(Stored records)

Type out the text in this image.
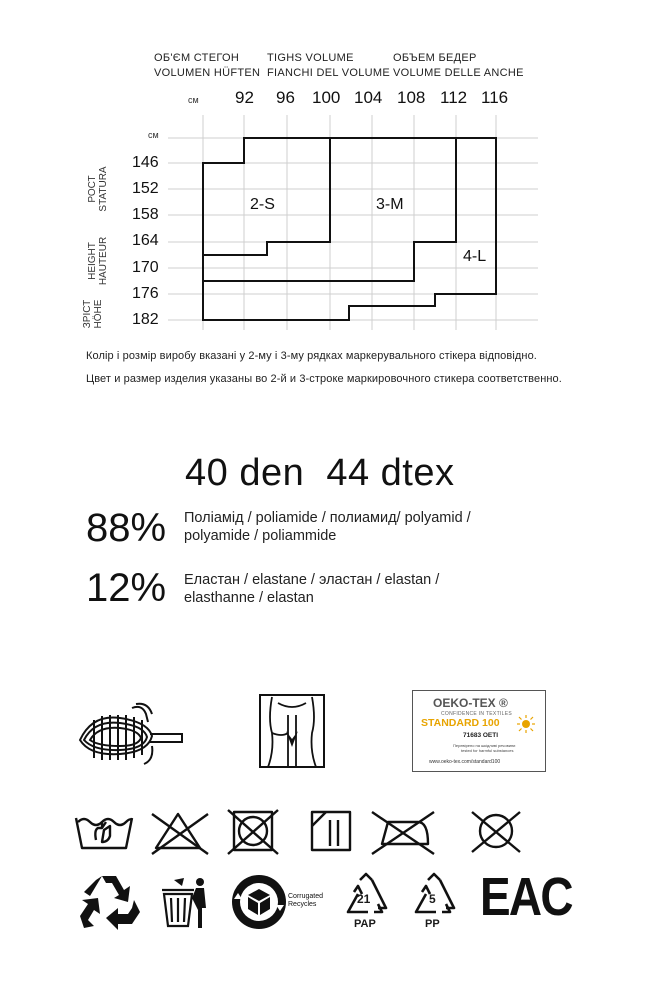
ОБ'ЄМ СТЕГОН	TIGHS VOLUME	ОБЪЕМ БЕДЕР
VOLUMEN HÜFTEN FIANCHI DEL VOLUME VOLUME DELLE ANCHE
см 92 96 100 104 108 112 116
см
146
152
158
164
170
176
182
РОСТ STATURA
HEIGHT HAUTEUR
ЗРІСТ HÖHE
2-S	3-M
4-L
Колір і розмір виробу вказані у 2-му і 3-му рядках маркерувального стікера відповідно.
Цвет и размер изделия указаны во 2-й и 3-строке маркировочного стикера соответственно.
40 den  44 dtex
88% Поліамід / poliamide / полиамид/ polyamid /
polyamide / poliammide
12% Еластан / elastane / эластан / elastan /
elasthanne / elastan
OEKO-TEX ®
CONFIDENCE IN TEXTILES
STANDARD 100
71683 OETI
Перевірено на шкідливі речовини
tested for harmful substances
www.oeko-tex.com/standard100
Corrugated Recycles	21
PAP
5
PP EAC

(DIRECTIVE): Pictures are to be left out; repeat all the remaining data exactly.

(EXPECTED ANSWER):
Type out the text in this image.
ОБ'ЄМ СТЕГОН	TIGHS VOLUME	ОБЪЕМ БЕДЕР
VOLUMEN HÜFTEN FIANCHI DEL VOLUME VOLUME DELLE ANCHE
см 92 96 100 104 108 112 116
см
146
152
158
164
170
176
182
РОСТ STATURA
HEIGHT HAUTEUR
ЗРІСТ HÖHE
2-S	3-M
4-L
Колір і розмір виробу вказані у 2-му і 3-му рядках маркерувального стікера відповідно.
Цвет и размер изделия указаны во 2-й и 3-строке маркировочного стикера соответственно.
40 den  44 dtex
88% Поліамід / poliamide / полиамид/ polyamid /
polyamide / poliammide
12% Еластан / elastane / эластан / elastan /
elasthanne / elastan
OEKO-TEX ®
CONFIDENCE IN TEXTILES
STANDARD 100
71683 OETI
Перевірено на шкідливі речовини
tested for harmful substances
www.oeko-tex.com/standard100
Corrugated Recycles	21
PAP
5
PP EAC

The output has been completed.